What the task requires → Would you repeat the listing exactly but omit every picture?

— begin —

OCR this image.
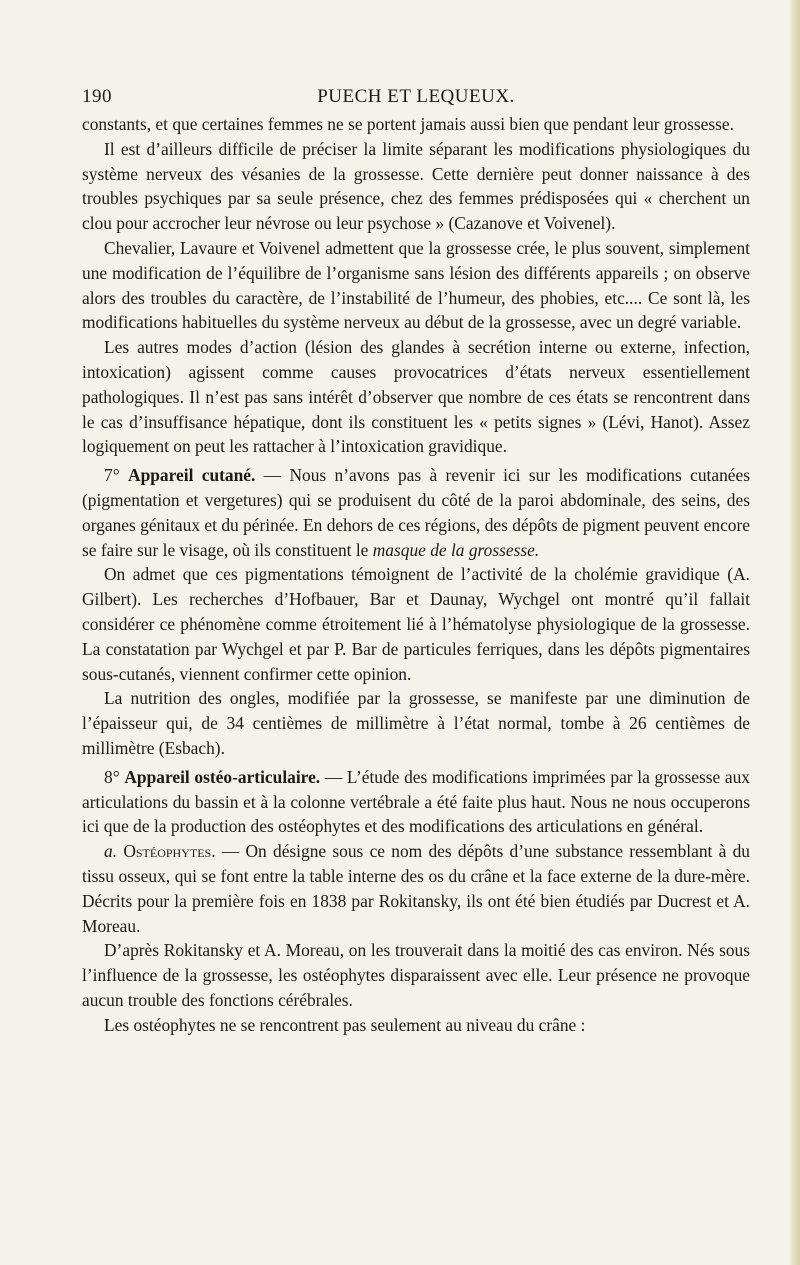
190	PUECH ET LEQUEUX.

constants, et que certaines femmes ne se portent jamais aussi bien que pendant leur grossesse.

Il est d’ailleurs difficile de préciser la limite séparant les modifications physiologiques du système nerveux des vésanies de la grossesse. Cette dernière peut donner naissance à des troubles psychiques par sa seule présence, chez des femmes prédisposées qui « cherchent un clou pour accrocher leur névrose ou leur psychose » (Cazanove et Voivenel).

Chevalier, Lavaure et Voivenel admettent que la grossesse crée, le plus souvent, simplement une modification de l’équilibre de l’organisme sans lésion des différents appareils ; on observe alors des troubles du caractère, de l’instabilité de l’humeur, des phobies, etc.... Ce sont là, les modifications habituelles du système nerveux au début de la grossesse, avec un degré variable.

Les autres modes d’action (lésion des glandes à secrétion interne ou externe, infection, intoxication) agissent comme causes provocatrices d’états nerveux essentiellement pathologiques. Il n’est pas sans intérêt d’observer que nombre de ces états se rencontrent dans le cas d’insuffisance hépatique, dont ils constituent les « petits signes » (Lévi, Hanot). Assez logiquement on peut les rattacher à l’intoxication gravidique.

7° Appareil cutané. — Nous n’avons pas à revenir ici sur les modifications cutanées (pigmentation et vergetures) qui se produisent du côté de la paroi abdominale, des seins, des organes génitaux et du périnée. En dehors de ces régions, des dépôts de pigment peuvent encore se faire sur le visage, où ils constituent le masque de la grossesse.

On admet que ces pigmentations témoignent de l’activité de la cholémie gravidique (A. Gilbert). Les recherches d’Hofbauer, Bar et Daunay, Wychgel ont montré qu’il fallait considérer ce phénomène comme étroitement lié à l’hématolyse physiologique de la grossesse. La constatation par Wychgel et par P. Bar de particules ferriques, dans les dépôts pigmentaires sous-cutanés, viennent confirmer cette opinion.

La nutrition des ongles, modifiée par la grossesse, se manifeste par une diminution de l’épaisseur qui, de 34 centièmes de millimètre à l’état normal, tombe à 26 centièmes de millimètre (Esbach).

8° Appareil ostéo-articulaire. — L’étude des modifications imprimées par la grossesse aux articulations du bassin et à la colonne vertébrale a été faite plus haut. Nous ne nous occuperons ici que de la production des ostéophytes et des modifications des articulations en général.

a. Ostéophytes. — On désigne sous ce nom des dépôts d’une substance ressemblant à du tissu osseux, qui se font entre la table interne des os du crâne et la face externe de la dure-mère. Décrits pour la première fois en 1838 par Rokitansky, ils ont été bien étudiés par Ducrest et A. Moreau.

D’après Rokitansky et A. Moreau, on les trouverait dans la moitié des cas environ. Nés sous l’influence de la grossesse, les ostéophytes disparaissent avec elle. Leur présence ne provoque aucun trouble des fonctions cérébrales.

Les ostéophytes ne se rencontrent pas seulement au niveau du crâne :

— end —

Final result →
OCR this image.
190	PUECH ET LEQUEUX.

constants, et que certaines femmes ne se portent jamais aussi bien que pendant leur grossesse.

Il est d’ailleurs difficile de préciser la limite séparant les modifications physiologiques du système nerveux des vésanies de la grossesse. Cette dernière peut donner naissance à des troubles psychiques par sa seule présence, chez des femmes prédisposées qui « cherchent un clou pour accrocher leur névrose ou leur psychose » (Cazanove et Voivenel).

Chevalier, Lavaure et Voivenel admettent que la grossesse crée, le plus souvent, simplement une modification de l’équilibre de l’organisme sans lésion des différents appareils ; on observe alors des troubles du caractère, de l’instabilité de l’humeur, des phobies, etc.... Ce sont là, les modifications habituelles du système nerveux au début de la grossesse, avec un degré variable.

Les autres modes d’action (lésion des glandes à secrétion interne ou externe, infection, intoxication) agissent comme causes provocatrices d’états nerveux essentiellement pathologiques. Il n’est pas sans intérêt d’observer que nombre de ces états se rencontrent dans le cas d’insuffisance hépatique, dont ils constituent les « petits signes » (Lévi, Hanot). Assez logiquement on peut les rattacher à l’intoxication gravidique.

7° Appareil cutané. — Nous n’avons pas à revenir ici sur les modifications cutanées (pigmentation et vergetures) qui se produisent du côté de la paroi abdominale, des seins, des organes génitaux et du périnée. En dehors de ces régions, des dépôts de pigment peuvent encore se faire sur le visage, où ils constituent le masque de la grossesse.

On admet que ces pigmentations témoignent de l’activité de la cholémie gravidique (A. Gilbert). Les recherches d’Hofbauer, Bar et Daunay, Wychgel ont montré qu’il fallait considérer ce phénomène comme étroitement lié à l’hématolyse physiologique de la grossesse. La constatation par Wychgel et par P. Bar de particules ferriques, dans les dépôts pigmentaires sous-cutanés, viennent confirmer cette opinion.

La nutrition des ongles, modifiée par la grossesse, se manifeste par une diminution de l’épaisseur qui, de 34 centièmes de millimètre à l’état normal, tombe à 26 centièmes de millimètre (Esbach).

8° Appareil ostéo-articulaire. — L’étude des modifications imprimées par la grossesse aux articulations du bassin et à la colonne vertébrale a été faite plus haut. Nous ne nous occuperons ici que de la production des ostéophytes et des modifications des articulations en général.

a. Ostéophytes. — On désigne sous ce nom des dépôts d’une substance ressemblant à du tissu osseux, qui se font entre la table interne des os du crâne et la face externe de la dure-mère. Décrits pour la première fois en 1838 par Rokitansky, ils ont été bien étudiés par Ducrest et A. Moreau.

D’après Rokitansky et A. Moreau, on les trouverait dans la moitié des cas environ. Nés sous l’influence de la grossesse, les ostéophytes disparaissent avec elle. Leur présence ne provoque aucun trouble des fonctions cérébrales.

Les ostéophytes ne se rencontrent pas seulement au niveau du crâne :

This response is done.